## Your goal:
Pictures appear in the records below; write out everything else exactly.

──────────────────────────────

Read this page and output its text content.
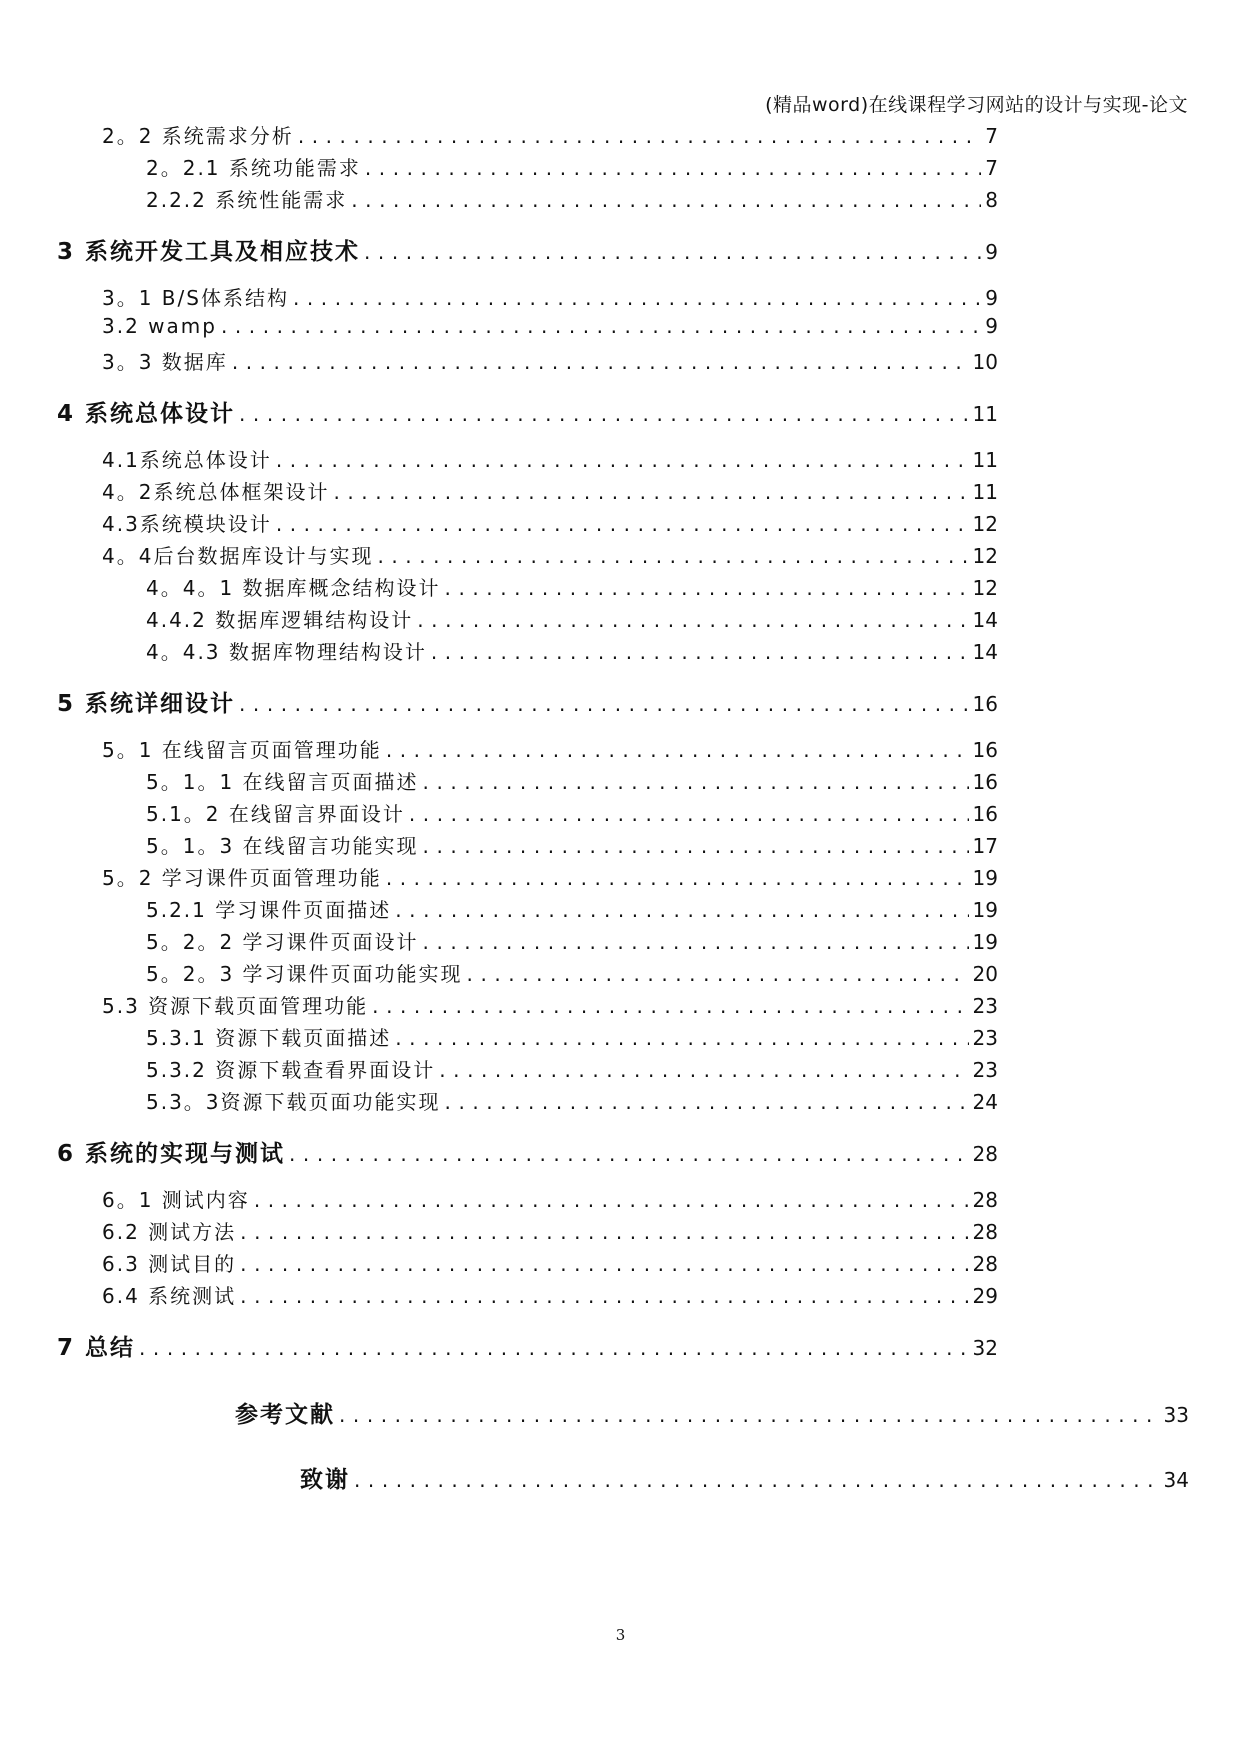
(精品word)在线课程学习网站的设计与实现-论文
2。2 系统需求分析 . . .	7
2。2.1 系统功能需求 . . .	7
2.2.2 系统性能需求 . . .	8
3 系统开发工具及相应技术 . . .	9
3。1 B/S体系结构 . . .	9
3.2 wamp . . .	9
3。3 数据库 . . .	10
4 系统总体设计 . . .	11
4.1系统总体设计 . . .	11
4。2系统总体框架设计 . . .	11
4.3系统模块设计 . . .	12
4。4后台数据库设计与实现 . . .	12
4。4。1 数据库概念结构设计 . . .	12
4.4.2 数据库逻辑结构设计 . . .	14
4。4.3 数据库物理结构设计 . . .	14
5 系统详细设计 . . .	16
5。1 在线留言页面管理功能 . . .	16
5。1。1 在线留言页面描述 . . .	16
5.1。2 在线留言界面设计 . . .	16
5。1。3 在线留言功能实现 . . .	17
5。2 学习课件页面管理功能 . . .	19
5.2.1 学习课件页面描述 . . .	19
5。2。2 学习课件页面设计 . . .	19
5。2。3 学习课件页面功能实现 . . .	20
5.3 资源下载页面管理功能 . . .	23
5.3.1 资源下载页面描述 . . .	23
5.3.2 资源下载查看界面设计 . . .	23
5.3。3资源下载页面功能实现 . . .	24
6 系统的实现与测试 . . .	28
6。1 测试内容 . . .	28
6.2 测试方法 . . .	28
6.3 测试目的 . . .	28
6.4 系统测试 . . .	29
7 总结 . . .	32
参考文献 . . .	33
致谢 . . .	34
3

──────────────────────────────

## Response to the exercise:
Read this page and output its text content.
(精品word)在线课程学习网站的设计与实现-论文
2。2 系统需求分析 . . .	7
2。2.1 系统功能需求 . . .	7
2.2.2 系统性能需求 . . .	8
3 系统开发工具及相应技术 . . .	9
3。1 B/S体系结构 . . .	9
3.2 wamp . . .	9
3。3 数据库 . . .	10
4 系统总体设计 . . .	11
4.1系统总体设计 . . .	11
4。2系统总体框架设计 . . .	11
4.3系统模块设计 . . .	12
4。4后台数据库设计与实现 . . .	12
4。4。1 数据库概念结构设计 . . .	12
4.4.2 数据库逻辑结构设计 . . .	14
4。4.3 数据库物理结构设计 . . .	14
5 系统详细设计 . . .	16
5。1 在线留言页面管理功能 . . .	16
5。1。1 在线留言页面描述 . . .	16
5.1。2 在线留言界面设计 . . .	16
5。1。3 在线留言功能实现 . . .	17
5。2 学习课件页面管理功能 . . .	19
5.2.1 学习课件页面描述 . . .	19
5。2。2 学习课件页面设计 . . .	19
5。2。3 学习课件页面功能实现 . . .	20
5.3 资源下载页面管理功能 . . .	23
5.3.1 资源下载页面描述 . . .	23
5.3.2 资源下载查看界面设计 . . .	23
5.3。3资源下载页面功能实现 . . .	24
6 系统的实现与测试 . . .	28
6。1 测试内容 . . .	28
6.2 测试方法 . . .	28
6.3 测试目的 . . .	28
6.4 系统测试 . . .	29
7 总结 . . .	32
参考文献 . . .	33
致谢 . . .	34
3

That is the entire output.